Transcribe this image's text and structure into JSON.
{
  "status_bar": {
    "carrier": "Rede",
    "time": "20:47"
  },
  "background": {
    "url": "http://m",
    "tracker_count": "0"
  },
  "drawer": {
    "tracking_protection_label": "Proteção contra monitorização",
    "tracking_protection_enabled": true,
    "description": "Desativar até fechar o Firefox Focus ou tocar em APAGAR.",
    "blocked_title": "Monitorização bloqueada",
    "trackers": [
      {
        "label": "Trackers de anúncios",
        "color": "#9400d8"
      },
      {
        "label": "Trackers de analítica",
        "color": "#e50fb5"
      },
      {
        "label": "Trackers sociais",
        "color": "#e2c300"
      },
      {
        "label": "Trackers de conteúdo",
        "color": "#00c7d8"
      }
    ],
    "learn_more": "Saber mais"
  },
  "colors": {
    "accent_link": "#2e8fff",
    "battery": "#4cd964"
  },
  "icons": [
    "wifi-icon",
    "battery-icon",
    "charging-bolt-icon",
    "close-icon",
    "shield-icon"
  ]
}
--------------------
• _The exercise_: Faithfully copy every entry, leaving nothing out.

• _Expected answer_:
Transcribe this image's text and structure into JSON.
{
  "status_bar": {
    "carrier": "Rede",
    "time": "20:47"
  },
  "background": {
    "url": "http://m",
    "tracker_count": "0"
  },
  "drawer": {
    "tracking_protection_label": "Proteção contra monitorização",
    "tracking_protection_enabled": true,
    "description": "Desativar até fechar o Firefox Focus ou tocar em APAGAR.",
    "blocked_title": "Monitorização bloqueada",
    "trackers": [
      {
        "label": "Trackers de anúncios",
        "color": "#9400d8"
      },
      {
        "label": "Trackers de analítica",
        "color": "#e50fb5"
      },
      {
        "label": "Trackers sociais",
        "color": "#e2c300"
      },
      {
        "label": "Trackers de conteúdo",
        "color": "#00c7d8"
      }
    ],
    "learn_more": "Saber mais"
  },
  "colors": {
    "accent_link": "#2e8fff",
    "battery": "#4cd964"
  },
  "icons": [
    "wifi-icon",
    "battery-icon",
    "charging-bolt-icon",
    "close-icon",
    "shield-icon"
  ]
}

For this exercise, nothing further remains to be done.